- _Extract_:
<<<<
Re: NNTs versus ARRs

From:

"Kevork Hopayian" <[log in to unmask]>

Reply-To:

Kevork Hopayian

Date:

Sat, 22 May 1999 22:00:17 +0100

Content-Type:

text/plain

Parts/Attachments:

Parts/Attachments

text/plain (72 lines)

we seem to forget that ARR and NNT express the same thing - conceptually,
there is no difference between them, but how individuals perceive them seems
to matter a lot. steve simon's last mail exemplifies this well when he says:
>I prefer to see the NNT because it is usually a nice round number.<
Actually, it is a round number because we round it by convention. Suppose
the ARR in a trial was 11%, the inverse is 9.09 BUT BY CONVENTION we round
it to 9.

He also says, >It's also easier to do division with NNTs and NNHs< BUT only
because they have been rounded!

>Small ARRs are notoriously hard to interpret.< BUT this is not so if you
reflect that a small ARR means very little effect - reflected by the large
NNT.

there is no real contest between ARR and NNT - whether you say >you are 11%
less likely to suffer X if you do Y< or you say >9 people would have to take
Y to avoid X< you are saying the same thing. what should matter is which
gives us and patients the best handle on a choice. i would like to ask:
1. has anyone seen any evidence that NNT is superior to ARR in talking to
patients?
2. is there not something to be gained by mentioning both ARR and NNT
amongst clinicians so that we avoid the mathematical difficulties thrown up
when a wide confidence interval of ARR crosses zero? 

Kevork Hopayian, Leiston, Suffolk

----------
>From: "Simon, Steve, PhD" <[log in to unmask]>
>To: [log in to unmask]
>Subject: NNTs versus ARRs
>Date: Fri, May 21, 1999, 9:06 pm
>

>I've enjoyed the discussion so far about Numbers Needed to Treat (NNTs) and
>Absolute Risk Reductions (ARRs).
>
>I prefer to see the NNT because it is usually a nice round number. For
>example, "treat 9 people to see one success on average" is a whole lot
>easier to say than "we see an additional 0.11 successes with the new therapy
>on average."
>
>It's also easier to do division with NNTs and NNHs. Suppose we see an
>additional .037 side effects, we have an NNH of 27. This implies that we
>have 3 (=27/9) successes for each side effect. Try doing that same division
>using 0.11 and 0.037.
>
>You could simplify the division by rounding, but it is not always clear how
>much you can safely round an ARR. It's usually pretty clear how much you can
>safely round an NNT.
>
>Small ARRs are notoriously hard to interpret. Suppose a screening test
>detected additional cases of disease with probability 0.00235. Isn't it a
>whole lot easier to say that we have to screen 426 people to detect one
>additional disease on average? Also those very small numbers make it easy to
>accidentally drop or add a decimal. 0.00235 and 0.000235 look very similar,
>but 426 and 4,260 look very dissimilar.
>
>Using percentages or rates per 10,000 can sometimes help with these small
>probabilities, but even then I still usually prefer the NNT.
>
>I'm sure there are examples where the ARR is a nice round number like 0.6
>and the NNT is an awkward 1.7. But in general, the NNT leads to simpler
>numbers that are easier to manipulate in your head.
>
>Steve Simon, [log in to unmask], Standard Disclaimer.
>>>>
- _What you should do_:
According to the message, what is the inverse of an ARR of 11% before it is rounded? The records are not needed to answer anything about the message.

- _Input data_:
<<<<
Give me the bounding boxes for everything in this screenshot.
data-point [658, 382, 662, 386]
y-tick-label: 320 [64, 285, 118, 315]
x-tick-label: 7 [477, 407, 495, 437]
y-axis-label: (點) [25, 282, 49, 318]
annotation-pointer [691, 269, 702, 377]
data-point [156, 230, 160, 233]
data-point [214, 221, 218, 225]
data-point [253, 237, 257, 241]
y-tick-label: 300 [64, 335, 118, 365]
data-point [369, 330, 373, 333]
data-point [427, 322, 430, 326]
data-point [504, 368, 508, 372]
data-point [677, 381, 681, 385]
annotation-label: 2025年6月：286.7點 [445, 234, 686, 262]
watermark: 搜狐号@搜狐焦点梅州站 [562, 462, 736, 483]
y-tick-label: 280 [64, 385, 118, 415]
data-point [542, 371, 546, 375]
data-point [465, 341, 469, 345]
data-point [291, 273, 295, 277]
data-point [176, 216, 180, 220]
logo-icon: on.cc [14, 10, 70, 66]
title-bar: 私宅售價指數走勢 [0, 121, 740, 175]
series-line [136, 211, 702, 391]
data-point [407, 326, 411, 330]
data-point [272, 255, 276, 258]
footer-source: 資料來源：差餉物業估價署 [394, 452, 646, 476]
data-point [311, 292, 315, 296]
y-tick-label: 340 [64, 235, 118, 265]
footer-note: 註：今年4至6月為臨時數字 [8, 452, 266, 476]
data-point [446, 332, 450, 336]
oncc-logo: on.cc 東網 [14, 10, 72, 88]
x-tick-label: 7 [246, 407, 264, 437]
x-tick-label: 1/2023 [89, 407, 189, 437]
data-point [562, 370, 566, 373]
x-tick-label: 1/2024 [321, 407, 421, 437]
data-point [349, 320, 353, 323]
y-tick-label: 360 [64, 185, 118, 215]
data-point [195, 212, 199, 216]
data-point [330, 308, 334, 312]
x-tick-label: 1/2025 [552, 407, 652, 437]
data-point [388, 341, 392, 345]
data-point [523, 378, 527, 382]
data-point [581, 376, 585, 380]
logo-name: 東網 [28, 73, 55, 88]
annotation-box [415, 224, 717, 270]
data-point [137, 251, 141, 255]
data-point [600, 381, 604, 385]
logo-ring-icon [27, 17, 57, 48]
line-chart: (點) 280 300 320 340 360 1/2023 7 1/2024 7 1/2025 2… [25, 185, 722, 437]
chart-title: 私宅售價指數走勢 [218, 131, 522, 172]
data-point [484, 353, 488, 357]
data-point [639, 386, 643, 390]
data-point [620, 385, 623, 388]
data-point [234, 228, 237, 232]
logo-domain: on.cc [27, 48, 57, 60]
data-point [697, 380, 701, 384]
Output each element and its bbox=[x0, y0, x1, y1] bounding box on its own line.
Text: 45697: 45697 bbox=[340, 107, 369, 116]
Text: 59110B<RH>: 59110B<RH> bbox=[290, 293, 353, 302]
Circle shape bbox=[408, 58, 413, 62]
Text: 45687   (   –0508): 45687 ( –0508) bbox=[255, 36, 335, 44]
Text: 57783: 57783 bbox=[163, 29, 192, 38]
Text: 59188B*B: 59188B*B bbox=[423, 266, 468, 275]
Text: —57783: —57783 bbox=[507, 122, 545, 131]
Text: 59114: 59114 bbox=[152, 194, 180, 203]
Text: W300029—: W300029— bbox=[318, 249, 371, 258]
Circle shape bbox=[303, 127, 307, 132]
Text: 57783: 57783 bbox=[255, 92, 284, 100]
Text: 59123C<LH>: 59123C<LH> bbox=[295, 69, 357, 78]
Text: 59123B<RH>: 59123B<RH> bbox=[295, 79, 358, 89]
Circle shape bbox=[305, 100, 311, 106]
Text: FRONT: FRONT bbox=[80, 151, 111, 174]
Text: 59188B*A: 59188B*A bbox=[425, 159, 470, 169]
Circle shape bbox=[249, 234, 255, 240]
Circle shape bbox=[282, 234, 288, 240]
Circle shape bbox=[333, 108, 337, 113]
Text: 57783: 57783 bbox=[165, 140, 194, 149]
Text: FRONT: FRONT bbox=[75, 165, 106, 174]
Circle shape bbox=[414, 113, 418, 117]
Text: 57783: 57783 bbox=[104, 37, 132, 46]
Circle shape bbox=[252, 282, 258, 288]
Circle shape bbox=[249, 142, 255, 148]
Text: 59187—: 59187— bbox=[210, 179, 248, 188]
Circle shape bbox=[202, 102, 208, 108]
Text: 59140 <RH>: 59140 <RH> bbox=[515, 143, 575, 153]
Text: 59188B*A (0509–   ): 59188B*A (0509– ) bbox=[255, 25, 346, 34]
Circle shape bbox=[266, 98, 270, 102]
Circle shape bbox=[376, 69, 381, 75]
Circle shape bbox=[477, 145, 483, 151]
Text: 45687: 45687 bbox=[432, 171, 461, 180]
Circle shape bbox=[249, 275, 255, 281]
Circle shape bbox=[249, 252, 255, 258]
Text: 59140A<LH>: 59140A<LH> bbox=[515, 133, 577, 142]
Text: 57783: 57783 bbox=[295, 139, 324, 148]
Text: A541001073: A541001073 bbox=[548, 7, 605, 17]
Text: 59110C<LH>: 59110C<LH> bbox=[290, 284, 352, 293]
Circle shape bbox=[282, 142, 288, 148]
>>>>
- _Written answer_:
It is 9.09.